----- Quoted text

The following sample code (by Python and C#) shows how to use SparkSession.
SparkSession
- SparkSession is an entry point to your spark application since Spark version 2.
- SparkSession wraps all different contexts (SparkContext, SQLContext, HiveContext, …) to a single entry point.
- You can create as many SparkSessions as you want.
- In the Spark shell, such as PySpark shell, the SparkSession object (named as “spark”) is created for you.
- In the application, you need to create a SparkSession object.
Builder Class
The Builder class provides the following methods.
class Builder(object):
# sets the master URL
# local: run locally
# local[4]: run locally with 4 cores
# spark://master:7077: run on Spark standalone cluster
def master(self, master):
# Sets a name for the application
def appName(self, name):
# returns a valid global default SparkSession
# if there is no existing one, create a new SparkSession
def getOrCreate(self):
# sets the config options
def config(self, key=None, value=None):
Spark Properties
https://spark.apache.org/docs/latest/configuration.html
SparkSession Methods or Properties
- version: returns the Spark version
- conf: returns configurations
- sparkContext: returns a SparkContext
- sqlContext: returns a SQLContext
- createDataFrame(): creates a DataFrame from a collection and an RDD
- read(): returns an instance of “DataFrameReader”, used to read records from various sources (parquet, csv, json …)

----------
----- Data rows

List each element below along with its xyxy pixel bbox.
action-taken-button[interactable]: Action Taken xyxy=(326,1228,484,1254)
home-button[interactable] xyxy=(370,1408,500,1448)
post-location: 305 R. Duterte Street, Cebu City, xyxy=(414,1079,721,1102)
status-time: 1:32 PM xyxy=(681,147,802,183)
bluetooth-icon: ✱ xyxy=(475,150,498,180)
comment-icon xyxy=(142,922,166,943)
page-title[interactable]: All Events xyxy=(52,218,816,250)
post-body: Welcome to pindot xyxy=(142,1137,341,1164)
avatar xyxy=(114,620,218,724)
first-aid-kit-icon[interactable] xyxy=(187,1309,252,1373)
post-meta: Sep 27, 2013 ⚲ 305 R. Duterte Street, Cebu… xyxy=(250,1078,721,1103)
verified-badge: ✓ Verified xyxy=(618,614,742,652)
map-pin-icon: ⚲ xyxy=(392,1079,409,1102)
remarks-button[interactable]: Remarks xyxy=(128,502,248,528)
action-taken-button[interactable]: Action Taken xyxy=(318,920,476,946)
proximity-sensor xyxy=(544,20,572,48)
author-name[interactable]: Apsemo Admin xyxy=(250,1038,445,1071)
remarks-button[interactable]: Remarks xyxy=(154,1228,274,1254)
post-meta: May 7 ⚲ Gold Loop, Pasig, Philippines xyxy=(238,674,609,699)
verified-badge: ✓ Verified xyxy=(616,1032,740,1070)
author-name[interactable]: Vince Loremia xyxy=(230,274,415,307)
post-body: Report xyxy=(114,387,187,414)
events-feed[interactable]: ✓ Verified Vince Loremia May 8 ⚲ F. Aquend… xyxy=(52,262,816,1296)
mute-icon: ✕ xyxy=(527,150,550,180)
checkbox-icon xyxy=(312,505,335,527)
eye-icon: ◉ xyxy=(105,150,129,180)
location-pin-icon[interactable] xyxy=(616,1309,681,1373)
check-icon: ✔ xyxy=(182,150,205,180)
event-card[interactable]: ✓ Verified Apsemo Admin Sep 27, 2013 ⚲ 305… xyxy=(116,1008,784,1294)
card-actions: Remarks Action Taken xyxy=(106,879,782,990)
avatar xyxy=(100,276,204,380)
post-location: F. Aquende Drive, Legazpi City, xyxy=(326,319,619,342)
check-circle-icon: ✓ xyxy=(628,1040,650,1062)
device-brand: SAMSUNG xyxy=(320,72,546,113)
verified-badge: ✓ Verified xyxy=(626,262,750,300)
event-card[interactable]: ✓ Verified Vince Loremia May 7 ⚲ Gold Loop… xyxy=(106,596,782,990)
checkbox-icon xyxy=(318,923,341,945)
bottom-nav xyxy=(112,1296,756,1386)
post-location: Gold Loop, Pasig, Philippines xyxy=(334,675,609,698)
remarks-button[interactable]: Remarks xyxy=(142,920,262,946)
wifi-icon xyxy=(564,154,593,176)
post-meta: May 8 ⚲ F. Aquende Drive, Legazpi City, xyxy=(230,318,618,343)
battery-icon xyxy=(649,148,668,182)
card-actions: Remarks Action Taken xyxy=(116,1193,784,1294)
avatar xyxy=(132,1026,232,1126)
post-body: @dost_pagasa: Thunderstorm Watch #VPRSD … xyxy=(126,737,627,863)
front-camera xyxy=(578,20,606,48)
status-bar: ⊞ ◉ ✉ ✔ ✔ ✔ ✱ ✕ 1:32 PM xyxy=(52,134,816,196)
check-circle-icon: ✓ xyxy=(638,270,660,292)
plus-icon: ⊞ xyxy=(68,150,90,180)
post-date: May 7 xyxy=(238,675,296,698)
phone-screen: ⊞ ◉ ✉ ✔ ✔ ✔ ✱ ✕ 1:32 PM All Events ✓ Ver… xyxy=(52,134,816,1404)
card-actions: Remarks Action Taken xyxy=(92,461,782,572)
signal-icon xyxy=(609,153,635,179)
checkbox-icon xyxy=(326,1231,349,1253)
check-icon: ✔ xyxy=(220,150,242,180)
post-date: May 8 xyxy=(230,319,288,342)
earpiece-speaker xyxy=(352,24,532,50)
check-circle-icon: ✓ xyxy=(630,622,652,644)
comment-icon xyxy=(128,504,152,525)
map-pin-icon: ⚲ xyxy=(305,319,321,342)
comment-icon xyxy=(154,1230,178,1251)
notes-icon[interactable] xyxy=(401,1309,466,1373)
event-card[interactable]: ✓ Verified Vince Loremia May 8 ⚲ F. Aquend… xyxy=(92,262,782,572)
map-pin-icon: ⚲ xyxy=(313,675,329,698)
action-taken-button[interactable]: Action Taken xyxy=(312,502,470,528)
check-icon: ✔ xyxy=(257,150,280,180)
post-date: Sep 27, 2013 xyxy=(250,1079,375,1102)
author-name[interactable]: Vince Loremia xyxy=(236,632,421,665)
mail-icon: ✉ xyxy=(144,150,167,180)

----------

Things to do:
**a.** In the SparkSession notes, which master URL setting runs Spark locally with 4 cores?
**b.** Write out the part of the SparkSession notes starting at "The following sample" and ending at "Spark version 2.".
**c.** Continue the SparkSession notes from the point where they stop.

Response list:
**a.** local[4]

**b.**
The following sample code (by Python and C#) shows how to use SparkSession.
SparkSession
- SparkSession is an entry point to your spark application since Spark version 2.

**c.**
- readStream(): returns an instance of “DataStreamReader” used to read streaming data
- newSession(): creates a new SparkSession – static
- stop(): stops the current SparkContext
- udf(): creates a UDF (User Defined Function) to use it on DataFrame, DataSet, and SQL
Data File
- N/A
Result
Python Application
from pyspark.sql import SparkSession
from pyspark.sql.functions import *
if __name__ == "__main__":
# create a session with the builder
spark = (SparkSession
.builder
.master('local[2]')
.appName("spark-session")
.config('spark.sql.shuffle.partitions', 5) # 200 default
.config('spark.executor.memory', '512m') # 1g default
.getOrCreate())
print('Spark Version: ' + spark.version)
# get Spark Context options
print('==================')
for conf in spark.sparkContext.getConf().getAll():
print(conf)
# get Spark SQL options
print('==================')
(spark.sql('SET -v')
.select(col('key'), col('value'))
).show()
# update the config
print('==================')
print('partitions: ' + spark.conf.get('spark.sql.shuffle.partitions'))
spark.conf.set('spark.sql.shuffle.partitions', 6)
print('partitions: ' + spark.conf.get('spark.sql.shuffle.partitions'))
spark.stop()
C# Application
using Microsoft.Spark.Sql;
using static Microsoft.Spark.Sql.Functions;
using System;
namespace MySpark.Examples.Basics
{
internal class SparkSessionCheck
{
public static void Run()
{
SparkSession spark =
SparkSession
.Builder()
.Master("local[2]")
.AppName("spark-session")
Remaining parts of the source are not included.